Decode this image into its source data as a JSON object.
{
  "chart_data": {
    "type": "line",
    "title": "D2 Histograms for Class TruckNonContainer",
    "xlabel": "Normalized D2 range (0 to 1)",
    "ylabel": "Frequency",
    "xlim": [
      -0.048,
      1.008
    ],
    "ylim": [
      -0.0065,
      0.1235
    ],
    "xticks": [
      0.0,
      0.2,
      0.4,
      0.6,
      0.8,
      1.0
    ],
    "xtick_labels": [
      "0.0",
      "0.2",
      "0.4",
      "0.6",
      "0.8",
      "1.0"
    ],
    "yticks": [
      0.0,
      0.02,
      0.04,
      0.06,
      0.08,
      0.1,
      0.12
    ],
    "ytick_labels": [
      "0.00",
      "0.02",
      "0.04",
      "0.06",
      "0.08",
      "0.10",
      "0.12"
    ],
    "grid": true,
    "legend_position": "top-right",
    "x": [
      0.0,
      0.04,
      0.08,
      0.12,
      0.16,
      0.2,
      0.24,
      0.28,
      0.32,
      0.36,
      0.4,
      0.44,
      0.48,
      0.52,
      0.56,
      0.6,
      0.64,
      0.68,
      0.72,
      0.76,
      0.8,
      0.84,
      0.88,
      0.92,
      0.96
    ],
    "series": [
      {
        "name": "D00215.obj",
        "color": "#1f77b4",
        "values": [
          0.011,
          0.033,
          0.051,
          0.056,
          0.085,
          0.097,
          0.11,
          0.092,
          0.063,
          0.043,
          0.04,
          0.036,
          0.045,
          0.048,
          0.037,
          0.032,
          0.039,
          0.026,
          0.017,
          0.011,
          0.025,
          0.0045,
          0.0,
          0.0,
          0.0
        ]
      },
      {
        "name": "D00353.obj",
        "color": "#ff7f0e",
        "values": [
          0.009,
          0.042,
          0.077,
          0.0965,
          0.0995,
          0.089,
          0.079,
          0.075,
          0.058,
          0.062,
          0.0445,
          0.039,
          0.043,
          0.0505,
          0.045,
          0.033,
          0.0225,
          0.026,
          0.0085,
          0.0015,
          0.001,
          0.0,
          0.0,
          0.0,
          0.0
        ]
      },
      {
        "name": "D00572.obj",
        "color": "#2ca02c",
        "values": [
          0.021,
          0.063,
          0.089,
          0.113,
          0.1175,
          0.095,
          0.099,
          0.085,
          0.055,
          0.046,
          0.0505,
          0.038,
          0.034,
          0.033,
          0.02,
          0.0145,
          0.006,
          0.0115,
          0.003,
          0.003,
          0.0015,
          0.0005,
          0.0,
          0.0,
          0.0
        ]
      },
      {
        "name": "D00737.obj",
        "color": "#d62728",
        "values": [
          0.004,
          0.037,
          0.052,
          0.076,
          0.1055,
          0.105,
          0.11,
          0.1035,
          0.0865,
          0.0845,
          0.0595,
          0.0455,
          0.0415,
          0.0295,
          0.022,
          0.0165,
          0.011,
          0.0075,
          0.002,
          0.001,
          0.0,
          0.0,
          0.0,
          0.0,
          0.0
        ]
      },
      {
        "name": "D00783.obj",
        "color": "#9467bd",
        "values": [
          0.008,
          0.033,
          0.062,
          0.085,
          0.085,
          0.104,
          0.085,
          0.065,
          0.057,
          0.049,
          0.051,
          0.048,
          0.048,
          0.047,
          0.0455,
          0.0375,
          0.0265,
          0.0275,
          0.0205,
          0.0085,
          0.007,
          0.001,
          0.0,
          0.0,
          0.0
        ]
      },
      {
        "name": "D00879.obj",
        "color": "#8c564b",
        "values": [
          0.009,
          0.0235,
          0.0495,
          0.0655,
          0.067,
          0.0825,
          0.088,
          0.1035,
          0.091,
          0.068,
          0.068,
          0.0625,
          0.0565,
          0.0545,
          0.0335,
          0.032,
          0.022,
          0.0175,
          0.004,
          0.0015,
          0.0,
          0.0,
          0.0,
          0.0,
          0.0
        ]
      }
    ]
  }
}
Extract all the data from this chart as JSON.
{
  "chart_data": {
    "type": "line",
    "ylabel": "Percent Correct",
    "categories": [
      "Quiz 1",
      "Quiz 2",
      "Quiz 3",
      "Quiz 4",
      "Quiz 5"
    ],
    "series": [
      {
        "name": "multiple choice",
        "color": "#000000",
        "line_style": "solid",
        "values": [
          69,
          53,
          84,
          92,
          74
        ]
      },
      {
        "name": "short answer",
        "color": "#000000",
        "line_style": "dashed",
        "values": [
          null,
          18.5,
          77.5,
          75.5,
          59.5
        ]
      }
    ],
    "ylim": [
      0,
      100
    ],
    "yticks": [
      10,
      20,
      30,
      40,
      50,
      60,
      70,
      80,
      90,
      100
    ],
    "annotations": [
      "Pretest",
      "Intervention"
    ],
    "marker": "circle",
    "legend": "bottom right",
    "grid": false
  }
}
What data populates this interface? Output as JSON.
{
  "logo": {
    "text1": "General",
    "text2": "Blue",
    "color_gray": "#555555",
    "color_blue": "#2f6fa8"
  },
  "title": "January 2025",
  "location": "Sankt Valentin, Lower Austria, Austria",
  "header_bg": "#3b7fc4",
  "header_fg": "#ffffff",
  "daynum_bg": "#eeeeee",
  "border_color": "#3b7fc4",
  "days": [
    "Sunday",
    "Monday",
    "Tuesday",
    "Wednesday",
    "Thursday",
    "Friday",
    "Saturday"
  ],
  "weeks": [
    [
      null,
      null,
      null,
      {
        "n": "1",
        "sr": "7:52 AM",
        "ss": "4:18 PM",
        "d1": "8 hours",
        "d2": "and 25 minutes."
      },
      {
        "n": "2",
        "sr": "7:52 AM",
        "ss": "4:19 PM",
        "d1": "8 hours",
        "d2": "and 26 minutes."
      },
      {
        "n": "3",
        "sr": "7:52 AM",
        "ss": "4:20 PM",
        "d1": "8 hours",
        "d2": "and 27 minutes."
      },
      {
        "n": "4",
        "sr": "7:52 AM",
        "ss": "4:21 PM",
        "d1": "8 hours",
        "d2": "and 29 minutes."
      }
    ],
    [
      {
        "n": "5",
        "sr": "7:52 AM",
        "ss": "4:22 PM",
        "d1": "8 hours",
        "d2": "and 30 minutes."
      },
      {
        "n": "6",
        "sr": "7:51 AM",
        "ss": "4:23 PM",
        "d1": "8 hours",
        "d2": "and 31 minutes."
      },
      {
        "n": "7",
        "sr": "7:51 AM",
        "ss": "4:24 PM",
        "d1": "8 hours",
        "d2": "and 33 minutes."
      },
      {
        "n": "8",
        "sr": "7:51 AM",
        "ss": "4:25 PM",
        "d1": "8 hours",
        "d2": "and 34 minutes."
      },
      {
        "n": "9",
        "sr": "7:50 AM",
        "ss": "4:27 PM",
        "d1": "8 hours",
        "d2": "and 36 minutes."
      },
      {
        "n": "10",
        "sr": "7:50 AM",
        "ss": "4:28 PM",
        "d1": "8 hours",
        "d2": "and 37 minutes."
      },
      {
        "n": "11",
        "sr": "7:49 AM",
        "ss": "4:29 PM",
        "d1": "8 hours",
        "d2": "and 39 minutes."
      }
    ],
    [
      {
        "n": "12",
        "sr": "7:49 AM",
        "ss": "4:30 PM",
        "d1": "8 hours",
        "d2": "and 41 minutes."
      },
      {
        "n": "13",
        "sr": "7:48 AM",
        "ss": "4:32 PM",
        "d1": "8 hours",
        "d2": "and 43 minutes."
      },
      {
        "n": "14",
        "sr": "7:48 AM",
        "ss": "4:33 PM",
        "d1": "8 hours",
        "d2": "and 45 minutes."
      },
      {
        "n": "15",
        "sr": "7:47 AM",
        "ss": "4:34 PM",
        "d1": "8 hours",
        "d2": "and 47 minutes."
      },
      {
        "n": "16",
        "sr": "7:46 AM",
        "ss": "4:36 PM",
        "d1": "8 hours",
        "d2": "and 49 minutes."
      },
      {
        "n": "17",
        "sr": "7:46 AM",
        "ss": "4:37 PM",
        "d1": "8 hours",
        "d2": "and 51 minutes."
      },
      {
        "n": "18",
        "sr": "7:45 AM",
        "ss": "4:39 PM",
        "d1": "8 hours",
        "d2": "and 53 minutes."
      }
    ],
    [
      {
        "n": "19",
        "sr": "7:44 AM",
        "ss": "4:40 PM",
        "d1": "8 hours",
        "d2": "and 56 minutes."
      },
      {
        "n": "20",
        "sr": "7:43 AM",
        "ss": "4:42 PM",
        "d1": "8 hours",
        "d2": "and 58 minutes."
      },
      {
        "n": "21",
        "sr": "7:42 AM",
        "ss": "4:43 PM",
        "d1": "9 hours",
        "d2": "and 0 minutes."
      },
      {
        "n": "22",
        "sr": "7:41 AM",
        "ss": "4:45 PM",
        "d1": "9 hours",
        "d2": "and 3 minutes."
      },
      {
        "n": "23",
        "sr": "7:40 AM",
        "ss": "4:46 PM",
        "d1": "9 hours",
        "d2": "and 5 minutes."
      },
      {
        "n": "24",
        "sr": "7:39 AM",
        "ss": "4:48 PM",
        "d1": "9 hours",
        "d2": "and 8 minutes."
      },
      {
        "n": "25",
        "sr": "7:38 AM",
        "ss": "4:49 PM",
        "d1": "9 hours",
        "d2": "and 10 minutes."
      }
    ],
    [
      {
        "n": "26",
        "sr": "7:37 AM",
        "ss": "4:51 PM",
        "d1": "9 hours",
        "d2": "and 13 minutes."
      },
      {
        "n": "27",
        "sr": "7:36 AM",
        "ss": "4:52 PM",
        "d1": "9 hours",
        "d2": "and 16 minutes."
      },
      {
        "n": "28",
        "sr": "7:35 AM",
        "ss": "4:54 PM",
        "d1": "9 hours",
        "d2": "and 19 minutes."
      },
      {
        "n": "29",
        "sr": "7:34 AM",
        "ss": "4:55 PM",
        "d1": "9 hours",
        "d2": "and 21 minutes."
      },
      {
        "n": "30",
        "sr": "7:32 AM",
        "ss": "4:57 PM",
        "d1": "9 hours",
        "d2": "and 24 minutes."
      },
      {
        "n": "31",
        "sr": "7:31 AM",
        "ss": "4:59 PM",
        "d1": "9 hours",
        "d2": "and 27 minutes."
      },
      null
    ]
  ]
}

┄┄┄┄┄┄┄┄┄┄

◆ What to produce
Look through the data and gather every line with the string "title" in it.

◆ The response
    "title": "D2 Histograms for Class TruckNonContainer",
  "title": "January 2025",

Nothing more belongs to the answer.